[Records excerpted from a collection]
/---
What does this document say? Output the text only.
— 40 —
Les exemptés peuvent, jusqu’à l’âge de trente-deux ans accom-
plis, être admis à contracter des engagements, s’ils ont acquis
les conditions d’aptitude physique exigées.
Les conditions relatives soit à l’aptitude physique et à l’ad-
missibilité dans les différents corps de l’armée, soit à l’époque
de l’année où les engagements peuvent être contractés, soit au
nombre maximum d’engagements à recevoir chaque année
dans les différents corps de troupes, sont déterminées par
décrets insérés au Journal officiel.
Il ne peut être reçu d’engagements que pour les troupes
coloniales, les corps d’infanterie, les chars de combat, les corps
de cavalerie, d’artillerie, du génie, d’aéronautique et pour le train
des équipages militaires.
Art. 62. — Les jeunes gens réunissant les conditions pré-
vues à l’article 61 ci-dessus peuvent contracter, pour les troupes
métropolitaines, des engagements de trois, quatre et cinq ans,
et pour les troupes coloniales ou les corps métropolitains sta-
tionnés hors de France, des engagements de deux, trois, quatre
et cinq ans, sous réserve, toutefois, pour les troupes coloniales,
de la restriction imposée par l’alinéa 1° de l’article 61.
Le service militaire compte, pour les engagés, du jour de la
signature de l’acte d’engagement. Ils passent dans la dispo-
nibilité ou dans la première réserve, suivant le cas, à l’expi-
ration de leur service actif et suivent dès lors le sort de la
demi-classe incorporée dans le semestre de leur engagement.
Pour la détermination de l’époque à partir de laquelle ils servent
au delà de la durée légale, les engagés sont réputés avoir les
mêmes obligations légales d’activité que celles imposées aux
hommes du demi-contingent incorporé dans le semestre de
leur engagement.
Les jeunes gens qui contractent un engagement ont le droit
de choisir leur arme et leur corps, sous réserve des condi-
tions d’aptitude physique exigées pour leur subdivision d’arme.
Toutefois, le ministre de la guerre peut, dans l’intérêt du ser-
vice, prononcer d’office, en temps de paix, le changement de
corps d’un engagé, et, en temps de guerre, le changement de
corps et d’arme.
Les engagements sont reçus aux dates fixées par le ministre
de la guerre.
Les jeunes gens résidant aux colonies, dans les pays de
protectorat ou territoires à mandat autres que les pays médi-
\---
/---
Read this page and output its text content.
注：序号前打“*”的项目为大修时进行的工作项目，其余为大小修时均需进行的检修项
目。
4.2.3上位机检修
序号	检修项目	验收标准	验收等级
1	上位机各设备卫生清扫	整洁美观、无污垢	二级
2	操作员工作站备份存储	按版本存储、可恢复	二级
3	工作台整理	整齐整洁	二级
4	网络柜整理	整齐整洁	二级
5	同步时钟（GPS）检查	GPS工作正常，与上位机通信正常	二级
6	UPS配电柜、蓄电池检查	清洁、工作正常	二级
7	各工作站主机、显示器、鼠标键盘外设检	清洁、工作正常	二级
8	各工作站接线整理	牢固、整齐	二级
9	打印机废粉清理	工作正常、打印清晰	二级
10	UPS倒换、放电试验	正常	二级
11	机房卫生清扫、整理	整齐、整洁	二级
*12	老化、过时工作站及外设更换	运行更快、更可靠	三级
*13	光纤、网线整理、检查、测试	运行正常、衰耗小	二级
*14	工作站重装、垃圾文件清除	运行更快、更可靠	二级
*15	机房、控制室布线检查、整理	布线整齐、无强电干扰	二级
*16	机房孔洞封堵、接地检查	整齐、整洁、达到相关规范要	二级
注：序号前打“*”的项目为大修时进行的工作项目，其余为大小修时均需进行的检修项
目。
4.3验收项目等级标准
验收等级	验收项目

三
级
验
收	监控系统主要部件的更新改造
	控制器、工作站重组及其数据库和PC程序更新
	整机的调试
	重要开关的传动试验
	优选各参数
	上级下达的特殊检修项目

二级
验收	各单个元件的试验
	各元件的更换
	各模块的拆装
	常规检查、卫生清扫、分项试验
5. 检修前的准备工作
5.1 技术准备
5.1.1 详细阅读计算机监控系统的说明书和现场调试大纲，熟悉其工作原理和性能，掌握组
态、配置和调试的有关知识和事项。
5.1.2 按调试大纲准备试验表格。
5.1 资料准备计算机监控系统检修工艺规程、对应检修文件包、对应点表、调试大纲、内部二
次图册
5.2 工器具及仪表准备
\---
For the entries above, count the lines that contain the string "coloniales", and state that number without further comment.

3